Directions for this task: Each record must be reproduced exactly as it is shown.

== Stored rows ==

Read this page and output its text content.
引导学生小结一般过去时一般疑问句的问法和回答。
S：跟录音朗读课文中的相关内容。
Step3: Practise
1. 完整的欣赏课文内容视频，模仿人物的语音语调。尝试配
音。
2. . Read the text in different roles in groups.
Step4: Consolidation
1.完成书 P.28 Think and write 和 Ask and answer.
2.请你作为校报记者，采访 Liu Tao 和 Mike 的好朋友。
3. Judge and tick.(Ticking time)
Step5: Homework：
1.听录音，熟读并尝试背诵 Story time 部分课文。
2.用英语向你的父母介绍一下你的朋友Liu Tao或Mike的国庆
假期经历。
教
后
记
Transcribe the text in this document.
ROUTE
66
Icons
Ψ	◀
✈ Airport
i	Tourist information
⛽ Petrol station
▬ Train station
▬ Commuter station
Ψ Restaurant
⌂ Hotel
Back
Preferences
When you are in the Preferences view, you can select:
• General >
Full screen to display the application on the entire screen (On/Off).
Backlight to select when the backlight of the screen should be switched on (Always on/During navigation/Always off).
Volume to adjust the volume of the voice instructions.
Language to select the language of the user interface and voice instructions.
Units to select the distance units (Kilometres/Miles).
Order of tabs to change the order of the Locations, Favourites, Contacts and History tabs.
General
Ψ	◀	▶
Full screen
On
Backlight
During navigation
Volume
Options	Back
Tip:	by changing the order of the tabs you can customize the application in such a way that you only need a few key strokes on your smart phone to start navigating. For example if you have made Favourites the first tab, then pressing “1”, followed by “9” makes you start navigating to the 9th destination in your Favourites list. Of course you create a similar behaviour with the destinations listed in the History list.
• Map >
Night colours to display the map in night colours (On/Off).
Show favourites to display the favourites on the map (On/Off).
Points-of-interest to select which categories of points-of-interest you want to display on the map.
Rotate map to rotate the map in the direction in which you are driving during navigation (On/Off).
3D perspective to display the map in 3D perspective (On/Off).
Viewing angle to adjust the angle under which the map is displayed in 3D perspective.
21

===

Task output:
Read this page and output its text content.
引导学生小结一般过去时一般疑问句的问法和回答。
S：跟录音朗读课文中的相关内容。
Step3: Practise
1. 完整的欣赏课文内容视频，模仿人物的语音语调。尝试配
音。
2. . Read the text in different roles in groups.
Step4: Consolidation
1.完成书 P.28 Think and write 和 Ask and answer.
2.请你作为校报记者，采访 Liu Tao 和 Mike 的好朋友。
3. Judge and tick.(Ticking time)
Step5: Homework：
1.听录音，熟读并尝试背诵 Story time 部分课文。
2.用英语向你的父母介绍一下你的朋友Liu Tao或Mike的国庆
假期经历。
教
后
记
Transcribe the text in this document.
ROUTE
66
Icons
Ψ	◀
✈ Airport
i	Tourist information
⛽ Petrol station
▬ Train station
▬ Commuter station
Ψ Restaurant
⌂ Hotel
Back
Preferences
When you are in the Preferences view, you can select:
• General >
Full screen to display the application on the entire screen (On/Off).
Backlight to select when the backlight of the screen should be switched on (Always on/During navigation/Always off).
Volume to adjust the volume of the voice instructions.
Language to select the language of the user interface and voice instructions.
Units to select the distance units (Kilometres/Miles).
Order of tabs to change the order of the Locations, Favourites, Contacts and History tabs.
General
Ψ	◀	▶
Full screen
On
Backlight
During navigation
Volume
Options	Back
Tip:	by changing the order of the tabs you can customize the application in such a way that you only need a few key strokes on your smart phone to start navigating. For example if you have made Favourites the first tab, then pressing “1”, followed by “9” makes you start navigating to the 9th destination in your Favourites list. Of course you create a similar behaviour with the destinations listed in the History list.
• Map >
Night colours to display the map in night colours (On/Off).
Show favourites to display the favourites on the map (On/Off).
Points-of-interest to select which categories of points-of-interest you want to display on the map.
Rotate map to rotate the map in the direction in which you are driving during navigation (On/Off).
3D perspective to display the map in 3D perspective (On/Off).
Viewing angle to adjust the angle under which the map is displayed in 3D perspective.
21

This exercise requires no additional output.